From the listing, collect all lines containing the word "fascia".
================================
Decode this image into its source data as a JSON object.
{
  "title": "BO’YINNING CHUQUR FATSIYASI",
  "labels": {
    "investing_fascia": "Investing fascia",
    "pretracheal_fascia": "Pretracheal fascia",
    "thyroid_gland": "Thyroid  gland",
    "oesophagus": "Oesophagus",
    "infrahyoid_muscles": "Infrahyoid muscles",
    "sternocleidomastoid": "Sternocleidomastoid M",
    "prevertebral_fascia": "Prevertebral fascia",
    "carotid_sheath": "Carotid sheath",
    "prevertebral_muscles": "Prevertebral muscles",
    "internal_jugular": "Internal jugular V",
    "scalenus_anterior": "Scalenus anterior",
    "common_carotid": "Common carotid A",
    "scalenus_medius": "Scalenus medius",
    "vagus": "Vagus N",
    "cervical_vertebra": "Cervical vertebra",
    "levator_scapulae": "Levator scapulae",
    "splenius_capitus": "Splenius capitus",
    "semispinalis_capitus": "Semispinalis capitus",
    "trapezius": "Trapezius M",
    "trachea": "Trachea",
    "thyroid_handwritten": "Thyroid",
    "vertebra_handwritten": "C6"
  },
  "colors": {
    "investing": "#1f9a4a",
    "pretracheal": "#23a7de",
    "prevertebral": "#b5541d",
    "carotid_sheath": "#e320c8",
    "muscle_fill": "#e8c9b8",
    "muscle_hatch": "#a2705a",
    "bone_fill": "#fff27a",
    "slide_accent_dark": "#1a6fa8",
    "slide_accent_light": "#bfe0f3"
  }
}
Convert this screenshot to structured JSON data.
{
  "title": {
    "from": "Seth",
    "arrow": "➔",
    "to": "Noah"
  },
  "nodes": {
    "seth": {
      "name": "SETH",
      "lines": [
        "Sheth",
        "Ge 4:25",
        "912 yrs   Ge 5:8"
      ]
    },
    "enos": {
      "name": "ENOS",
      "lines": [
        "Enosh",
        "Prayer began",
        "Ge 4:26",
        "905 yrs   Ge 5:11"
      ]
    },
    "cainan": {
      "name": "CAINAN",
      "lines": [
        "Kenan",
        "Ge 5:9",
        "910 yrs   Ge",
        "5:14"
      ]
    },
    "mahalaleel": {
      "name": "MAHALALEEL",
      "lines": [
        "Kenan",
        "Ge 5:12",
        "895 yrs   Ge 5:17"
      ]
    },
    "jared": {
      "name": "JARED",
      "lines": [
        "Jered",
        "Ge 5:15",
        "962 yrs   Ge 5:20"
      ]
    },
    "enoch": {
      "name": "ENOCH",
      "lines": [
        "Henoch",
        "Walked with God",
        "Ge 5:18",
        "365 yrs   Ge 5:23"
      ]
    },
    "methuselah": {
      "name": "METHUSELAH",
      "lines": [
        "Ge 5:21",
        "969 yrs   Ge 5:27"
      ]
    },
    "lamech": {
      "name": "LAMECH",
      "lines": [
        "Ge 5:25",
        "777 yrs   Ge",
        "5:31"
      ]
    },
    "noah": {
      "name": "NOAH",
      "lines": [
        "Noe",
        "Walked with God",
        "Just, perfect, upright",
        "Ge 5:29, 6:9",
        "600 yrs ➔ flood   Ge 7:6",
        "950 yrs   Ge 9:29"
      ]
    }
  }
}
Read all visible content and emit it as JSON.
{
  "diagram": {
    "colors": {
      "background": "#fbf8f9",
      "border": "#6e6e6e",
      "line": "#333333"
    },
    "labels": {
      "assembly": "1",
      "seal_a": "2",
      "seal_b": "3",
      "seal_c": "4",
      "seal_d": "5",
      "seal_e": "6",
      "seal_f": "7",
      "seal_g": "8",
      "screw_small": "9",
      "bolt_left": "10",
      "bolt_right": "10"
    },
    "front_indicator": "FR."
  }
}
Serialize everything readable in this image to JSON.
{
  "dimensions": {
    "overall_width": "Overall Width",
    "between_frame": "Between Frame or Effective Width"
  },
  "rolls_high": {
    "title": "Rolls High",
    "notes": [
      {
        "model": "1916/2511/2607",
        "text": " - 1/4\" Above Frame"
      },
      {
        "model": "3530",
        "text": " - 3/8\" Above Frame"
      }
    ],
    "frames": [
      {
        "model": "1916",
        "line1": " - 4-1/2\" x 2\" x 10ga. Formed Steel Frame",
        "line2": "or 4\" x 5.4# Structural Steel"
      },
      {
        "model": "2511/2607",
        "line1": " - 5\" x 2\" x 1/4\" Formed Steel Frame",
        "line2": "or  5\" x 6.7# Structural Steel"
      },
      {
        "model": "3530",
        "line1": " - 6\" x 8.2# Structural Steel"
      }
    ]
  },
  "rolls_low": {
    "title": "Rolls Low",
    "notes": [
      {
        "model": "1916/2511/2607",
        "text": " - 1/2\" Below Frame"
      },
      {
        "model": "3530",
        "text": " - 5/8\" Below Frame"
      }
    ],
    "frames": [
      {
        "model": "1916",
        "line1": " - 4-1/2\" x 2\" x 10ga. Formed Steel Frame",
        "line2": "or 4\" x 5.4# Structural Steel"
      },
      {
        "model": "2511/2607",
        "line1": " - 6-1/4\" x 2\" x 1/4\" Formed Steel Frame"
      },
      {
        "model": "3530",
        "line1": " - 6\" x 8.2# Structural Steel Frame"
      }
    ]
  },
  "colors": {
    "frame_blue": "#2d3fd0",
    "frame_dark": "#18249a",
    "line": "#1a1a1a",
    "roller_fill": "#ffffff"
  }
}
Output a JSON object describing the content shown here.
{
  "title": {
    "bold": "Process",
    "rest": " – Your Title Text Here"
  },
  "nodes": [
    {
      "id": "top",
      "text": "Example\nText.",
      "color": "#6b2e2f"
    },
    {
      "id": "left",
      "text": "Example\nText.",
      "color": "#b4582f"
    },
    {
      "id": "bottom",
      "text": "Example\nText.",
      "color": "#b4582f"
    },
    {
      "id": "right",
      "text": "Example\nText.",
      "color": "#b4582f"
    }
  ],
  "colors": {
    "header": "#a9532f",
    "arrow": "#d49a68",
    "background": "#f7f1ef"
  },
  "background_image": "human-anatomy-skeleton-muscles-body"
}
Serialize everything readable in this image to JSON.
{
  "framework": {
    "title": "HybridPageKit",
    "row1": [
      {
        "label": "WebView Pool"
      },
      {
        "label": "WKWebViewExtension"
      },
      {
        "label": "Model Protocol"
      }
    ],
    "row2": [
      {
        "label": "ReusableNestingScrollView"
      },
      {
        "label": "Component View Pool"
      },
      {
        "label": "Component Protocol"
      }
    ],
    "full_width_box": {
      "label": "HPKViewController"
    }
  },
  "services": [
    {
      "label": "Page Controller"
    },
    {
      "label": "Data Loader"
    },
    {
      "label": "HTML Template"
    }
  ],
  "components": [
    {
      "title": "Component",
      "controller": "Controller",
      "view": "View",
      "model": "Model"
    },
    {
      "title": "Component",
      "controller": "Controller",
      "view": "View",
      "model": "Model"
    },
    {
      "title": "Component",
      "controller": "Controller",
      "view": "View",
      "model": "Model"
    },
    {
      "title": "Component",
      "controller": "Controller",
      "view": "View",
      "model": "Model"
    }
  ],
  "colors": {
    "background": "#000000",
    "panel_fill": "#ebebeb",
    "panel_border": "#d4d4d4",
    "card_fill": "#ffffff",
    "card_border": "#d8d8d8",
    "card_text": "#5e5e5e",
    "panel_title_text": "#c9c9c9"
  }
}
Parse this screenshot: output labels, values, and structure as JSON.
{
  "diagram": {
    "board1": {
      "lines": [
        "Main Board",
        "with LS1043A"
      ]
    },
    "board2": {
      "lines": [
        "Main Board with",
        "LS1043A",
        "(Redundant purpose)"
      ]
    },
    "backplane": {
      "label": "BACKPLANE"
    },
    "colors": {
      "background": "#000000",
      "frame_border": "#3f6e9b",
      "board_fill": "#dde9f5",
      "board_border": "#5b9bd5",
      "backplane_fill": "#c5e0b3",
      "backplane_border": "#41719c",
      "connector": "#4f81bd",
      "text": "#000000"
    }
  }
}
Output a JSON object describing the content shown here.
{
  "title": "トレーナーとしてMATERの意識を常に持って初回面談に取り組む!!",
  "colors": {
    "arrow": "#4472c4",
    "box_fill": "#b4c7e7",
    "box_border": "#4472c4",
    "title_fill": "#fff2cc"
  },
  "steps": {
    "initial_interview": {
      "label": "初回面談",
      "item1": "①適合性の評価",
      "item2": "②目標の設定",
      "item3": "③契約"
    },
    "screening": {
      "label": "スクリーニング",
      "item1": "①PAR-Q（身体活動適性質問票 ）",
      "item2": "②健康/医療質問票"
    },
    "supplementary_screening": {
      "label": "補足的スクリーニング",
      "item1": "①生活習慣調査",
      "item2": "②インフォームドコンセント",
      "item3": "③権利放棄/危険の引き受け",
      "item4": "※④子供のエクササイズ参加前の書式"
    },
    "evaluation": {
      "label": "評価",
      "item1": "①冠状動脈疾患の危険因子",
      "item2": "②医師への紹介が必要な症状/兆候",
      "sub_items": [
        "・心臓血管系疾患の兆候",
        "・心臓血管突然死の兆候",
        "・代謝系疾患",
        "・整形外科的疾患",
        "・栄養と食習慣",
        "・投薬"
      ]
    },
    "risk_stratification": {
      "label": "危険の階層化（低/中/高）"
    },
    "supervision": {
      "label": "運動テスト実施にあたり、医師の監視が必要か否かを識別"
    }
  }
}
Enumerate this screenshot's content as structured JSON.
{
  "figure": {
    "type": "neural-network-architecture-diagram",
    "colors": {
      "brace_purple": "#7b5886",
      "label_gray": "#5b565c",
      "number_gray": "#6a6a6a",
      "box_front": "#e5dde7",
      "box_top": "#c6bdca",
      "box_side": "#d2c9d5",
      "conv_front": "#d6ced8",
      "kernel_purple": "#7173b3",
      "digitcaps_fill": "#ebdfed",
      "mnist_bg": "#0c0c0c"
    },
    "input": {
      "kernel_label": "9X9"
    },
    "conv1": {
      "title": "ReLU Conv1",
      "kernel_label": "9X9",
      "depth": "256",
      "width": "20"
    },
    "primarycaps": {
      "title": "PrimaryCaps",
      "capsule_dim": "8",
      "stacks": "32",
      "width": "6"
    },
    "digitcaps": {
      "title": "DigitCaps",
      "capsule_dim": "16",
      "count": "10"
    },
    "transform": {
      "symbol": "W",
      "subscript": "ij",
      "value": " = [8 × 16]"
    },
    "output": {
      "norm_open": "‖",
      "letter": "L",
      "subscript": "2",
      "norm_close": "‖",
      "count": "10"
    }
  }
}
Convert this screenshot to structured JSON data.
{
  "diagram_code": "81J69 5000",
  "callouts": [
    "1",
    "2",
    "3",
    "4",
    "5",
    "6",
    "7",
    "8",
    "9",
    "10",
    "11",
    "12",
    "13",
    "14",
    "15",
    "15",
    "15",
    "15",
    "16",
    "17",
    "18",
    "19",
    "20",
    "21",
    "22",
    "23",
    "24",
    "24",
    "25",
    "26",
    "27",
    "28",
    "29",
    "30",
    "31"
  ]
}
================================
**Solution for this task**.
    "investing_fascia": "Investing fascia",
    "pretracheal_fascia": "Pretracheal fascia",
    "prevertebral_fascia": "Prevertebral fascia",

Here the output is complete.